— START —
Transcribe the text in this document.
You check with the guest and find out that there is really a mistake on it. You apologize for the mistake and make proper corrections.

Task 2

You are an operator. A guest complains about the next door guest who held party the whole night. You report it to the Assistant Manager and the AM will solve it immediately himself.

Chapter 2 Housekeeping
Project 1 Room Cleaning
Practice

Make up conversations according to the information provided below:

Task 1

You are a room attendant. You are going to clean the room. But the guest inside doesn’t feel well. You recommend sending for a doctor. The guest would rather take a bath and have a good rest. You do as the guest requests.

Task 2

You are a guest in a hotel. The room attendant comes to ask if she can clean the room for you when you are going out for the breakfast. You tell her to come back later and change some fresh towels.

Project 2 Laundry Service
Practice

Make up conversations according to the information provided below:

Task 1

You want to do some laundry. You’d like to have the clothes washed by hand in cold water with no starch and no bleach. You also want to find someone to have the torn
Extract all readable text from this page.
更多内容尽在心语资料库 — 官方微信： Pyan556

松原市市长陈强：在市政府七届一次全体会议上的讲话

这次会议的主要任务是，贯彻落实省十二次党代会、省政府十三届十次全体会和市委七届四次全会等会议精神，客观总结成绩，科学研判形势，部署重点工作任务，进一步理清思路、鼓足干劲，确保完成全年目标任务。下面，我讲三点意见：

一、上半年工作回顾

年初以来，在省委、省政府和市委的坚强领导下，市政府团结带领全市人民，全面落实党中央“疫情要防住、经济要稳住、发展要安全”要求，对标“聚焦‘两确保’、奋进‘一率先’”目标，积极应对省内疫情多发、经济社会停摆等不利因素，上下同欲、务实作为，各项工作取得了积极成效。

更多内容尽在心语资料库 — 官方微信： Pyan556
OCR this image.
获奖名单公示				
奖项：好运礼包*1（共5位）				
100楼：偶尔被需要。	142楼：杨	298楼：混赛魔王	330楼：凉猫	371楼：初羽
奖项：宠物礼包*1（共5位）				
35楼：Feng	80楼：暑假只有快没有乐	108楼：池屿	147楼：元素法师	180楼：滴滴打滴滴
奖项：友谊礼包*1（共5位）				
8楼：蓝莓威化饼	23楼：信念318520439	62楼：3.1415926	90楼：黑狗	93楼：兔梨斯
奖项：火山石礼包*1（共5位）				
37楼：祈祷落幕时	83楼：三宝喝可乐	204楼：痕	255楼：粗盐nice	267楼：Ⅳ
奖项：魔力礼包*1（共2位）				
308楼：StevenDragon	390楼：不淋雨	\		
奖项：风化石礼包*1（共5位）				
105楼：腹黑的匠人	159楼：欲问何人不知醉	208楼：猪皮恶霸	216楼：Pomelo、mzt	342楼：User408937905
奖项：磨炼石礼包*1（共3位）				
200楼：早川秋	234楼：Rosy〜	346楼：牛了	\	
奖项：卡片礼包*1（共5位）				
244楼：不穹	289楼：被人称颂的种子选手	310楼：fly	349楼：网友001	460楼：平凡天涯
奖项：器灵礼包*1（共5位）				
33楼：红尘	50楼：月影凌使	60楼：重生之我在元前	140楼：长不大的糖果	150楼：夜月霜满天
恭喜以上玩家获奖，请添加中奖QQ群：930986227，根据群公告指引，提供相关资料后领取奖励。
— END —
# Description of the task
Repeat the material above in full, keeping every word.

# Answer in full
Transcribe the text in this document.
You check with the guest and find out that there is really a mistake on it. You apologize for the mistake and make proper corrections.

Task 2

You are an operator. A guest complains about the next door guest who held party the whole night. You report it to the Assistant Manager and the AM will solve it immediately himself.

Chapter 2 Housekeeping
Project 1 Room Cleaning
Practice

Make up conversations according to the information provided below:

Task 1

You are a room attendant. You are going to clean the room. But the guest inside doesn’t feel well. You recommend sending for a doctor. The guest would rather take a bath and have a good rest. You do as the guest requests.

Task 2

You are a guest in a hotel. The room attendant comes to ask if she can clean the room for you when you are going out for the breakfast. You tell her to come back later and change some fresh towels.

Project 2 Laundry Service
Practice

Make up conversations according to the information provided below:

Task 1

You want to do some laundry. You’d like to have the clothes washed by hand in cold water with no starch and no bleach. You also want to find someone to have the torn
Extract all readable text from this page.
更多内容尽在心语资料库 — 官方微信： Pyan556

松原市市长陈强：在市政府七届一次全体会议上的讲话

这次会议的主要任务是，贯彻落实省十二次党代会、省政府十三届十次全体会和市委七届四次全会等会议精神，客观总结成绩，科学研判形势，部署重点工作任务，进一步理清思路、鼓足干劲，确保完成全年目标任务。下面，我讲三点意见：

一、上半年工作回顾

年初以来，在省委、省政府和市委的坚强领导下，市政府团结带领全市人民，全面落实党中央“疫情要防住、经济要稳住、发展要安全”要求，对标“聚焦‘两确保’、奋进‘一率先’”目标，积极应对省内疫情多发、经济社会停摆等不利因素，上下同欲、务实作为，各项工作取得了积极成效。

更多内容尽在心语资料库 — 官方微信： Pyan556
OCR this image.
获奖名单公示				
奖项：好运礼包*1（共5位）				
100楼：偶尔被需要。	142楼：杨	298楼：混赛魔王	330楼：凉猫	371楼：初羽
奖项：宠物礼包*1（共5位）				
35楼：Feng	80楼：暑假只有快没有乐	108楼：池屿	147楼：元素法师	180楼：滴滴打滴滴
奖项：友谊礼包*1（共5位）				
8楼：蓝莓威化饼	23楼：信念318520439	62楼：3.1415926	90楼：黑狗	93楼：兔梨斯
奖项：火山石礼包*1（共5位）				
37楼：祈祷落幕时	83楼：三宝喝可乐	204楼：痕	255楼：粗盐nice	267楼：Ⅳ
奖项：魔力礼包*1（共2位）				
308楼：StevenDragon	390楼：不淋雨	\		
奖项：风化石礼包*1（共5位）				
105楼：腹黑的匠人	159楼：欲问何人不知醉	208楼：猪皮恶霸	216楼：Pomelo、mzt	342楼：User408937905
奖项：磨炼石礼包*1（共3位）				
200楼：早川秋	234楼：Rosy〜	346楼：牛了	\	
奖项：卡片礼包*1（共5位）				
244楼：不穹	289楼：被人称颂的种子选手	310楼：fly	349楼：网友001	460楼：平凡天涯
奖项：器灵礼包*1（共5位）				
33楼：红尘	50楼：月影凌使	60楼：重生之我在元前	140楼：长不大的糖果	150楼：夜月霜满天
恭喜以上玩家获奖，请添加中奖QQ群：930986227，根据群公告指引，提供相关资料后领取奖励。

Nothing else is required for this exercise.